### Short problem
Reproduce the lines exactly, beginning with the line that has "Decode this image" and ending with the line that has "Read all visible content and emit it as JSON.". Images are left out.

══════════════════════════════

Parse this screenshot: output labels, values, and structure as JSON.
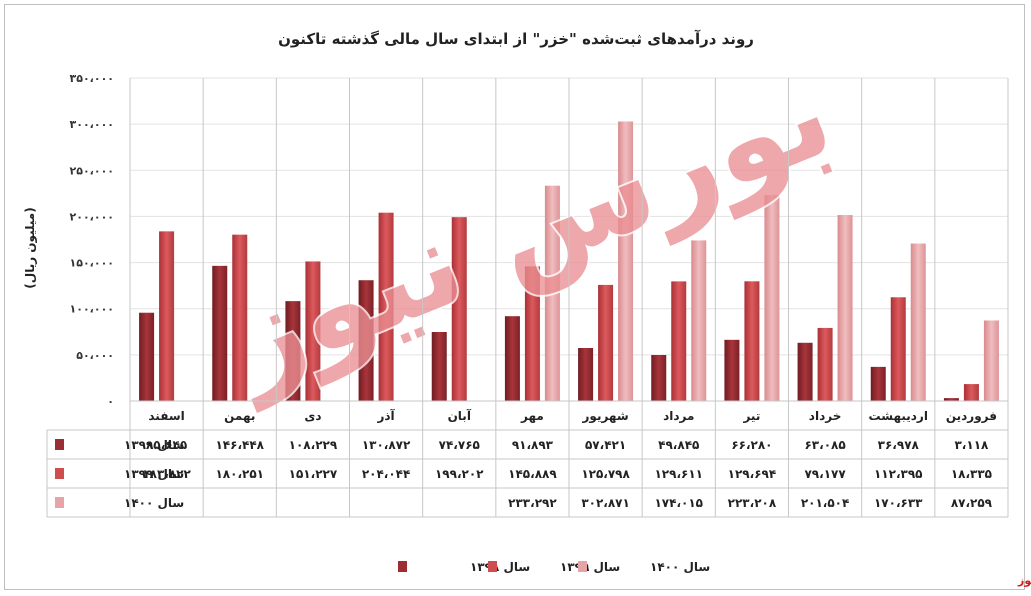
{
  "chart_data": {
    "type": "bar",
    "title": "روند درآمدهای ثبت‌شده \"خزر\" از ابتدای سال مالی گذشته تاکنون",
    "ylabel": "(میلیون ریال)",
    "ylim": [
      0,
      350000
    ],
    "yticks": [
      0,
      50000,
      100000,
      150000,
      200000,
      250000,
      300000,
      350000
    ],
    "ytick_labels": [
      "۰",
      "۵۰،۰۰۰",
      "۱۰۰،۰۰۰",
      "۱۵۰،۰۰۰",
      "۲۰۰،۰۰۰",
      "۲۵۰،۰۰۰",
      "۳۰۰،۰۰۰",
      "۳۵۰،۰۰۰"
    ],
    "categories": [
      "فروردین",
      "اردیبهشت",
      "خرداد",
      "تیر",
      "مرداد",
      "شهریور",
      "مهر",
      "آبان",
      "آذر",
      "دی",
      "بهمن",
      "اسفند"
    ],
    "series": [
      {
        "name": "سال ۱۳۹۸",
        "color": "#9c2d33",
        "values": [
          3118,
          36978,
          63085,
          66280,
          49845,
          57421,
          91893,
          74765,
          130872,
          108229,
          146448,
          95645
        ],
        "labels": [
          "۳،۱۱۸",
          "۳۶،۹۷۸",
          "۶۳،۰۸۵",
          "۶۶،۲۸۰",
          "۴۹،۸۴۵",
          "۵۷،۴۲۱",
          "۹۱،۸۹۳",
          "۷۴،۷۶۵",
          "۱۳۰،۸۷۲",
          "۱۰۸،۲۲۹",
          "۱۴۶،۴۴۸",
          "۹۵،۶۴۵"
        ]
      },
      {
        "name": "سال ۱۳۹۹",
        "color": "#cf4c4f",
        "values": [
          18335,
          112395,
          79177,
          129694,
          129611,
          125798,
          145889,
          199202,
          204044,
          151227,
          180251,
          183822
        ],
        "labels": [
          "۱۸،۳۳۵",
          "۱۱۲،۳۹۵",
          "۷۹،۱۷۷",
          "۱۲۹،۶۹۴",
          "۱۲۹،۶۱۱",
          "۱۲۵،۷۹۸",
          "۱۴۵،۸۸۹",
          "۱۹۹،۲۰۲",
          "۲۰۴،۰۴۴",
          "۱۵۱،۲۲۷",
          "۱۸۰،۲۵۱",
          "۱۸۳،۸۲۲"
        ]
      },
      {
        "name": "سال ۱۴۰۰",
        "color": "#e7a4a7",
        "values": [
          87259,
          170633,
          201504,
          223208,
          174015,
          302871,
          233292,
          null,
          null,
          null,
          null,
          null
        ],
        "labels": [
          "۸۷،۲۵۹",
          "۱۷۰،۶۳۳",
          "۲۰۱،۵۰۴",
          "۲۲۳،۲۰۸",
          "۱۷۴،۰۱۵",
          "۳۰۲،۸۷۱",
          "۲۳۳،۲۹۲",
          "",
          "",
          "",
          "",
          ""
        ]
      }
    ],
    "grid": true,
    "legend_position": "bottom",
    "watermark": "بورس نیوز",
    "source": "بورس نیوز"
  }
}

══════════════════════════════

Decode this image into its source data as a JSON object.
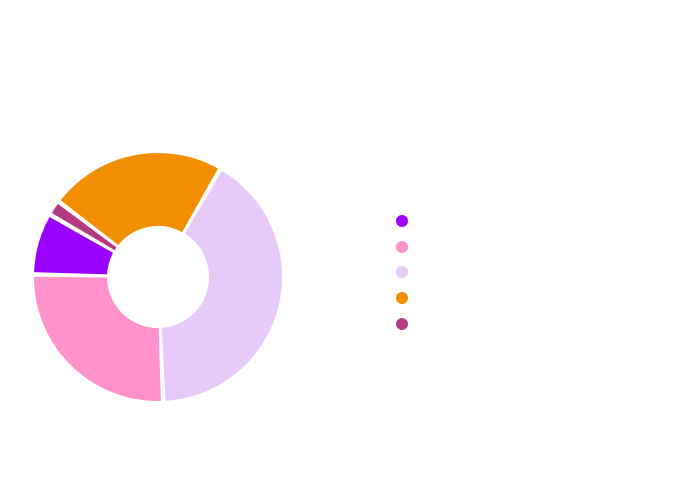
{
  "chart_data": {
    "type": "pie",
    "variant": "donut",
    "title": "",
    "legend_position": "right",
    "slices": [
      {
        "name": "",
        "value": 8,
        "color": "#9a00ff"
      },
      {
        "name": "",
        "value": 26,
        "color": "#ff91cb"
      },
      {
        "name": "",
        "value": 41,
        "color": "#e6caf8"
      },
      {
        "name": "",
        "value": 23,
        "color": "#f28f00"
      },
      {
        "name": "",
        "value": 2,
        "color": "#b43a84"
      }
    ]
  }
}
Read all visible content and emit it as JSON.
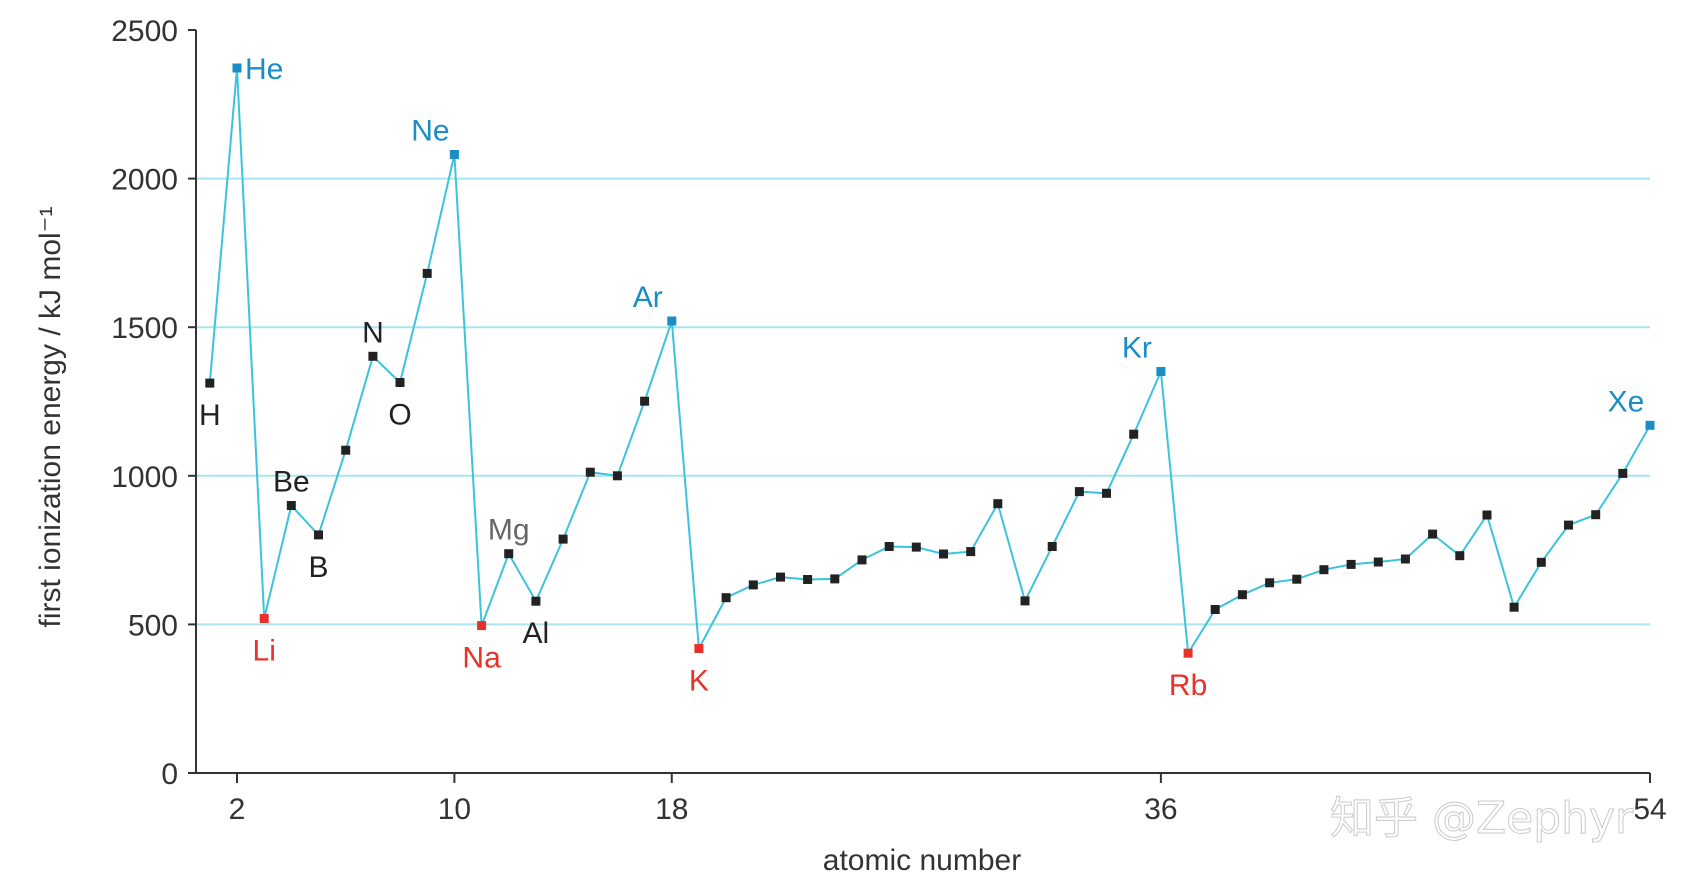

══════════════════════════════

### Reply to the task
Decode this image into its source data as a JSON object.
{
  "chart_data": {
    "type": "pie",
    "variant": "donut",
    "title": "",
    "legend_position": "right",
    "slices": [
      {
        "name": "",
        "value": 8,
        "color": "#9a00ff"
      },
      {
        "name": "",
        "value": 26,
        "color": "#ff91cb"
      },
      {
        "name": "",
        "value": 41,
        "color": "#e6caf8"
      },
      {
        "name": "",
        "value": 23,
        "color": "#f28f00"
      },
      {
        "name": "",
        "value": 2,
        "color": "#b43a84"
      }
    ]
  }
}
Read all visible content and emit it as JSON.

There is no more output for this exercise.